** What is needed **
Scan the entries below and extract each line with the word "synchronous" in it.

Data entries
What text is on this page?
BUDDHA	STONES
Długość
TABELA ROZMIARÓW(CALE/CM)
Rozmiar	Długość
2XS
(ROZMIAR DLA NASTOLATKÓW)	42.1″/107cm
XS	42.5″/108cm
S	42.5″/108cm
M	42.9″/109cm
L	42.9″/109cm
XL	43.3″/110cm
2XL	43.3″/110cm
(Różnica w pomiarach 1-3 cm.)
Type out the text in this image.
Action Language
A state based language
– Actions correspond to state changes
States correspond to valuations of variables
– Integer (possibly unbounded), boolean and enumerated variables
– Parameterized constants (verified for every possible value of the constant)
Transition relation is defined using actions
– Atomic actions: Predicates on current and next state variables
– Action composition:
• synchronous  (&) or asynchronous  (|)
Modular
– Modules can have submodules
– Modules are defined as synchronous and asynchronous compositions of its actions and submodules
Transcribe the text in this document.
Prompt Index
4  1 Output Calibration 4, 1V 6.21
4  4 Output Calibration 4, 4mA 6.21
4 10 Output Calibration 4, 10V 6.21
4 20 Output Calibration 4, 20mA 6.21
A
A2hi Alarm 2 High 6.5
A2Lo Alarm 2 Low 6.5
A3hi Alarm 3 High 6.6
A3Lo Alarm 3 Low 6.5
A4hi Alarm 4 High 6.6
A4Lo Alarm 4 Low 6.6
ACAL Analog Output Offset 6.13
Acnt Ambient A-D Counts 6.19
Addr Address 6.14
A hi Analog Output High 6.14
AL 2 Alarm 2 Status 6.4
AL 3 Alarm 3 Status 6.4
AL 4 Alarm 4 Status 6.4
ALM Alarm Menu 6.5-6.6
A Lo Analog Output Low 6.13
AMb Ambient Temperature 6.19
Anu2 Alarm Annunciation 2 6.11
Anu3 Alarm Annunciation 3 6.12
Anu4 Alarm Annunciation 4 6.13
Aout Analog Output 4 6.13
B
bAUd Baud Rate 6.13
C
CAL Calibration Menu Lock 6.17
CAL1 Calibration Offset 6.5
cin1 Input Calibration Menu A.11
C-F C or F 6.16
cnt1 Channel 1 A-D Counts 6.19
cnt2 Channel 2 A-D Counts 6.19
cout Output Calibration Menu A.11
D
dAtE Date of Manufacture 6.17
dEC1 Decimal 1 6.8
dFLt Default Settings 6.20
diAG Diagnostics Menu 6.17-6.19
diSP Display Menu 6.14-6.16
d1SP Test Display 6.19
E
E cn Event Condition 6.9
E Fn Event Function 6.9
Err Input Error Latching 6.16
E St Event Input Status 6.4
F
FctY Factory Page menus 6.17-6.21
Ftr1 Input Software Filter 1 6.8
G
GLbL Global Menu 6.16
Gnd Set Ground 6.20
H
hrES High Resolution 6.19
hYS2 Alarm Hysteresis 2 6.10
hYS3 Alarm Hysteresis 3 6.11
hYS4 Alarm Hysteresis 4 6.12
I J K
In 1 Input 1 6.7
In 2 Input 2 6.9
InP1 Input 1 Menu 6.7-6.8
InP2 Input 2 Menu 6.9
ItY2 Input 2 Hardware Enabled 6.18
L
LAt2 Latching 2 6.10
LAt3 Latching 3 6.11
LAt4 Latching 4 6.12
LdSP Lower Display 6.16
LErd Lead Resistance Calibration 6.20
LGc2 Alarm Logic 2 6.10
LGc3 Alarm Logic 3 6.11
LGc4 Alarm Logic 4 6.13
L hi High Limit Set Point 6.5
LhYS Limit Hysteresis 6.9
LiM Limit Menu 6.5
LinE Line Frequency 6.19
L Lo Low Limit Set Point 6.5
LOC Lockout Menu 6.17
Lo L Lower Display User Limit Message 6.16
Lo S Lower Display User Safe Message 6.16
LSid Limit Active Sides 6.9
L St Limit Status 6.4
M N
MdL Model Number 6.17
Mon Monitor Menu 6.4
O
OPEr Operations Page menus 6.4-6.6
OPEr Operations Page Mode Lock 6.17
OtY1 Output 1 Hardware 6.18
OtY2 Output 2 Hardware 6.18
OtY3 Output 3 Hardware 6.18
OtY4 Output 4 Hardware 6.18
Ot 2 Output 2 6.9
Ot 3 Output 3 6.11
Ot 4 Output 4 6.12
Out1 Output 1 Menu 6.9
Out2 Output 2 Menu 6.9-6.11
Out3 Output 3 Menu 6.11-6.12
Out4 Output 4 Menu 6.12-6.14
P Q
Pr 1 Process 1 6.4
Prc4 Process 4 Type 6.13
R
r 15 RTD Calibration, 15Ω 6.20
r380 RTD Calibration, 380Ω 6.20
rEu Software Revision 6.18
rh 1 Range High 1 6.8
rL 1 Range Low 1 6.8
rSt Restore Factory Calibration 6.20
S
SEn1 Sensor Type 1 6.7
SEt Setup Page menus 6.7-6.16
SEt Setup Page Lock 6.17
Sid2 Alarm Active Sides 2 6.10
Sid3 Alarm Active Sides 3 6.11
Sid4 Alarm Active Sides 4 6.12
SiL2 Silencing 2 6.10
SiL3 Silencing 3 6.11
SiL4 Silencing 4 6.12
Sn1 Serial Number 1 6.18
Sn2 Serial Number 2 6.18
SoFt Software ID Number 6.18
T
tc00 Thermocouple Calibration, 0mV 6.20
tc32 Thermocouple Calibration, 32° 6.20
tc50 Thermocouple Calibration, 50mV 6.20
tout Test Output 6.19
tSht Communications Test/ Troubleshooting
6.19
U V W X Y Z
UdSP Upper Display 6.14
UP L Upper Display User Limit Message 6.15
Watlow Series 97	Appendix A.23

** Completed task **
• synchronous  (&) or asynchronous  (|)
– Modules are defined as synchronous and asynchronous compositions of its actions and submodules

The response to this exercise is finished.